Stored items

<<<<

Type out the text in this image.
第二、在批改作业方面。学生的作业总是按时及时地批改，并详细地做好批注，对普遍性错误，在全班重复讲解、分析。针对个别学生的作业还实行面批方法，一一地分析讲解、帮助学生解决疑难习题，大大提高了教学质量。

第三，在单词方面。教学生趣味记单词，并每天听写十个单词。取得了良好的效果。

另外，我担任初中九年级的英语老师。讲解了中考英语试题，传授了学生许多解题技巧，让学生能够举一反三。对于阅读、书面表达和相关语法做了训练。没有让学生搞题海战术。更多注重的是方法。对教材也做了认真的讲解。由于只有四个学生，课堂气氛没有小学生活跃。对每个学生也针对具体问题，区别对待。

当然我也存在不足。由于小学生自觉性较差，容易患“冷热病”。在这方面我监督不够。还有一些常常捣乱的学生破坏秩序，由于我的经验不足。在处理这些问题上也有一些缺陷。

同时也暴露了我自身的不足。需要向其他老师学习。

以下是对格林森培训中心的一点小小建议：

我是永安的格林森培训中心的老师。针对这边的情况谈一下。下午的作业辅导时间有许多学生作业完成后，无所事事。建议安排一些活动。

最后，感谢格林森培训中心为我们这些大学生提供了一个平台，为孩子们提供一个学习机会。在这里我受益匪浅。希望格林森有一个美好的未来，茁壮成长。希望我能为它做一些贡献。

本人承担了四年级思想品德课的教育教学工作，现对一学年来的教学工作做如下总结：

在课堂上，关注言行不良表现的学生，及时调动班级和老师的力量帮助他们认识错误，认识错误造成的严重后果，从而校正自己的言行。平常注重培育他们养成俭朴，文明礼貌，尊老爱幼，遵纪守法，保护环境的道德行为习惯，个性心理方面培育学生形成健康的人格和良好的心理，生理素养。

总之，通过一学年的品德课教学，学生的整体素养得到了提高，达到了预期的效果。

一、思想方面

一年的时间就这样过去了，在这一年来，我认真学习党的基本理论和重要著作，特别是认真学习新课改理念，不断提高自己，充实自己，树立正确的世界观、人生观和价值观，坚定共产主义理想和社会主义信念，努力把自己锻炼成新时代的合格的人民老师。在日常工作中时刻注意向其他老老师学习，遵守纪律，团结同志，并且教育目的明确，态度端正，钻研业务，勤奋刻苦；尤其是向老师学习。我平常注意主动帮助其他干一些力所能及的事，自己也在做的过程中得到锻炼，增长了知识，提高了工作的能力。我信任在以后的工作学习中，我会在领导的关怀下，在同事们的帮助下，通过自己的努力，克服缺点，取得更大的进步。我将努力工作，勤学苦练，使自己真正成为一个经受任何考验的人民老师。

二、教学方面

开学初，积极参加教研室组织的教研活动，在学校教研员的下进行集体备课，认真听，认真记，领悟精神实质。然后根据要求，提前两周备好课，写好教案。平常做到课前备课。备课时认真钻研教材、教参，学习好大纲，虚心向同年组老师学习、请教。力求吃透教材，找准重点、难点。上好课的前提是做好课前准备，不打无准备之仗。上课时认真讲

>>>>

# BRIEF:
Output the records above in their entirety, exactly.

# EXERCISE OUTPUT:
Type out the text in this image.
第二、在批改作业方面。学生的作业总是按时及时地批改，并详细地做好批注，对普遍性错误，在全班重复讲解、分析。针对个别学生的作业还实行面批方法，一一地分析讲解、帮助学生解决疑难习题，大大提高了教学质量。

第三，在单词方面。教学生趣味记单词，并每天听写十个单词。取得了良好的效果。

另外，我担任初中九年级的英语老师。讲解了中考英语试题，传授了学生许多解题技巧，让学生能够举一反三。对于阅读、书面表达和相关语法做了训练。没有让学生搞题海战术。更多注重的是方法。对教材也做了认真的讲解。由于只有四个学生，课堂气氛没有小学生活跃。对每个学生也针对具体问题，区别对待。

当然我也存在不足。由于小学生自觉性较差，容易患“冷热病”。在这方面我监督不够。还有一些常常捣乱的学生破坏秩序，由于我的经验不足。在处理这些问题上也有一些缺陷。

同时也暴露了我自身的不足。需要向其他老师学习。

以下是对格林森培训中心的一点小小建议：

我是永安的格林森培训中心的老师。针对这边的情况谈一下。下午的作业辅导时间有许多学生作业完成后，无所事事。建议安排一些活动。

最后，感谢格林森培训中心为我们这些大学生提供了一个平台，为孩子们提供一个学习机会。在这里我受益匪浅。希望格林森有一个美好的未来，茁壮成长。希望我能为它做一些贡献。

本人承担了四年级思想品德课的教育教学工作，现对一学年来的教学工作做如下总结：

在课堂上，关注言行不良表现的学生，及时调动班级和老师的力量帮助他们认识错误，认识错误造成的严重后果，从而校正自己的言行。平常注重培育他们养成俭朴，文明礼貌，尊老爱幼，遵纪守法，保护环境的道德行为习惯，个性心理方面培育学生形成健康的人格和良好的心理，生理素养。

总之，通过一学年的品德课教学，学生的整体素养得到了提高，达到了预期的效果。

一、思想方面

一年的时间就这样过去了，在这一年来，我认真学习党的基本理论和重要著作，特别是认真学习新课改理念，不断提高自己，充实自己，树立正确的世界观、人生观和价值观，坚定共产主义理想和社会主义信念，努力把自己锻炼成新时代的合格的人民老师。在日常工作中时刻注意向其他老老师学习，遵守纪律，团结同志，并且教育目的明确，态度端正，钻研业务，勤奋刻苦；尤其是向老师学习。我平常注意主动帮助其他干一些力所能及的事，自己也在做的过程中得到锻炼，增长了知识，提高了工作的能力。我信任在以后的工作学习中，我会在领导的关怀下，在同事们的帮助下，通过自己的努力，克服缺点，取得更大的进步。我将努力工作，勤学苦练，使自己真正成为一个经受任何考验的人民老师。

二、教学方面

开学初，积极参加教研室组织的教研活动，在学校教研员的下进行集体备课，认真听，认真记，领悟精神实质。然后根据要求，提前两周备好课，写好教案。平常做到课前备课。备课时认真钻研教材、教参，学习好大纲，虚心向同年组老师学习、请教。力求吃透教材，找准重点、难点。上好课的前提是做好课前准备，不打无准备之仗。上课时认真讲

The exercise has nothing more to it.